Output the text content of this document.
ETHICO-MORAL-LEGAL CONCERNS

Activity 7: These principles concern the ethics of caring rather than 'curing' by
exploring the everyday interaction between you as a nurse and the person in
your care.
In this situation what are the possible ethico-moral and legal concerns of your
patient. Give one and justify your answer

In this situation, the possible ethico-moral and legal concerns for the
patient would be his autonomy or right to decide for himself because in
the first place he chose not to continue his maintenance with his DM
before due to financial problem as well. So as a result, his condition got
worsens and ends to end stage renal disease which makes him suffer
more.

-*-*-

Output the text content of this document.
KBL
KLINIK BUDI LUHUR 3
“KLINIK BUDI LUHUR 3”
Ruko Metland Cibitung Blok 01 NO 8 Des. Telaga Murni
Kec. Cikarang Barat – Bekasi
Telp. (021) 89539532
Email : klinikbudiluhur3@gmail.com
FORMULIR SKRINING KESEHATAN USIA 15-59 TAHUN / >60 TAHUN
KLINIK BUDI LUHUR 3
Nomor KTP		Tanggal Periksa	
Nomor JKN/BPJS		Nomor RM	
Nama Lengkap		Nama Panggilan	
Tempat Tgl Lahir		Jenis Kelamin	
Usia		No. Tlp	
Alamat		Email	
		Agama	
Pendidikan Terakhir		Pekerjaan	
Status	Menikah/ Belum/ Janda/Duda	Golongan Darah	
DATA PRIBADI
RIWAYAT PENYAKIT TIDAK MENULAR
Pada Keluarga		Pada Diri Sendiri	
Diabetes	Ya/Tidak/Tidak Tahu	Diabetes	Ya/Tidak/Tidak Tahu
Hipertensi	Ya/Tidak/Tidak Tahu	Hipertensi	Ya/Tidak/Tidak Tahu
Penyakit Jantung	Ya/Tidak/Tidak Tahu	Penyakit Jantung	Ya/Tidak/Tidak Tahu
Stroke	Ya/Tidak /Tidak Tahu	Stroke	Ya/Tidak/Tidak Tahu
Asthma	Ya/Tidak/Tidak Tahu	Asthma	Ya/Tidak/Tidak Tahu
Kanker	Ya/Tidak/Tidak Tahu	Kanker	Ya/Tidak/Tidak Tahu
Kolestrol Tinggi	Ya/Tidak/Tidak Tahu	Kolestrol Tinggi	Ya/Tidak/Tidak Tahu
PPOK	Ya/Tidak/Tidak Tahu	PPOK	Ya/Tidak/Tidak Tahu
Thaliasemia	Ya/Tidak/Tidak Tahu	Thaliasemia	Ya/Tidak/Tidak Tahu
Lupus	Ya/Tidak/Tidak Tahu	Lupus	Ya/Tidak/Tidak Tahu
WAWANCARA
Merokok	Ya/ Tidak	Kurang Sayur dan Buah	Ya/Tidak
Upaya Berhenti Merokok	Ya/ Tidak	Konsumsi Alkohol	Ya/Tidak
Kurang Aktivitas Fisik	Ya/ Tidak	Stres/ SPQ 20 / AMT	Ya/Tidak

-*-*-

### What to produce
Filter the records down to the lines that contain the string "patient", and copy those lines.

### Expected answer
patient. Give one and justify your answer
patient would be his autonomy or right to decide for himself because in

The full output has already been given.